▸ **GIVEN REQUEST**
Find every line in the records below that contains the word "Text", matching upper and lower case exactly, and copy each of those lines in full.

[Start PROVIDED DATA]

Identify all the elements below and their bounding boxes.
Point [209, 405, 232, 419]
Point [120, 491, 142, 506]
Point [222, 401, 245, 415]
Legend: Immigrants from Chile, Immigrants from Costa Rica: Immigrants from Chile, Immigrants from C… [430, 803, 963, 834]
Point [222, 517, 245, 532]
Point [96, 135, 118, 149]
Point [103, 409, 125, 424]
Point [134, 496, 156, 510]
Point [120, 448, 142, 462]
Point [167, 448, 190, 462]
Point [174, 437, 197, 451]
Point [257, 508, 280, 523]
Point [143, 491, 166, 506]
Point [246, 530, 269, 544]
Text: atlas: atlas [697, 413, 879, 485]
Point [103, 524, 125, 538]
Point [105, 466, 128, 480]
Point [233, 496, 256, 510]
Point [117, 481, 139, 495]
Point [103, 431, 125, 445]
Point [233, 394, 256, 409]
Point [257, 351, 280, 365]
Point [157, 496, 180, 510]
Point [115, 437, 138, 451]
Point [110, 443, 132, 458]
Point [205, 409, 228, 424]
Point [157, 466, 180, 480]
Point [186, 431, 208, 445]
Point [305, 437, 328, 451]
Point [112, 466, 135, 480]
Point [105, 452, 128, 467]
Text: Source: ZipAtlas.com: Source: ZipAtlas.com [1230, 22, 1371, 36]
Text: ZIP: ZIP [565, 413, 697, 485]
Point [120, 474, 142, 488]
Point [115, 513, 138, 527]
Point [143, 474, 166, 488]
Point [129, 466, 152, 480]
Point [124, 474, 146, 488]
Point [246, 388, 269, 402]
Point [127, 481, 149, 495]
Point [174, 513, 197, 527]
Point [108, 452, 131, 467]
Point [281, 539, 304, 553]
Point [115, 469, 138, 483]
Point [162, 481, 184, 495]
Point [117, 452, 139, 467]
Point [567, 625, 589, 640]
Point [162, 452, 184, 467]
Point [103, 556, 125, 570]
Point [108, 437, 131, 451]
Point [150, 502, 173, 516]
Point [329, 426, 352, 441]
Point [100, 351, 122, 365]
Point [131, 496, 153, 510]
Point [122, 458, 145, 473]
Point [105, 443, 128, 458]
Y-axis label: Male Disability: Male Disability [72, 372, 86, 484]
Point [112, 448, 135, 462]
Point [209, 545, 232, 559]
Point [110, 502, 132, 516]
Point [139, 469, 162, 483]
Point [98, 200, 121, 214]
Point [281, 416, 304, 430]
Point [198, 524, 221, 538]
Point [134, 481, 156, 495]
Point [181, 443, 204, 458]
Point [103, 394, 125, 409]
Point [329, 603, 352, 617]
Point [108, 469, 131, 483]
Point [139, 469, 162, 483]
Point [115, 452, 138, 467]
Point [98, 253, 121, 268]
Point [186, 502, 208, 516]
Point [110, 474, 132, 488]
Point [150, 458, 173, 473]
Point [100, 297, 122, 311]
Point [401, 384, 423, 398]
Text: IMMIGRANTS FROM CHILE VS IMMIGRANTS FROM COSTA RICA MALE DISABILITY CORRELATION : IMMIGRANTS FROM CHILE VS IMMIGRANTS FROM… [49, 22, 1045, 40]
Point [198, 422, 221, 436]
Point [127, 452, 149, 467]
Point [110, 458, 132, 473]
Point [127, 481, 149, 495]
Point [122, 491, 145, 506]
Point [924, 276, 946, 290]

[End PROVIDED DATA]

▸ **ANSWER**
Text: atlas: atlas [697, 413, 879, 485]
Text: Source: ZipAtlas.com: Source: ZipAtlas.com [1230, 22, 1371, 36]
Text: ZIP: ZIP [565, 413, 697, 485]
Text: IMMIGRANTS FROM CHILE VS IMMIGRANTS FROM COSTA RICA MALE DISABILITY CORRELATION : IMMIGRANTS FROM CHILE VS IMMIGRANTS FROM… [49, 22, 1045, 40]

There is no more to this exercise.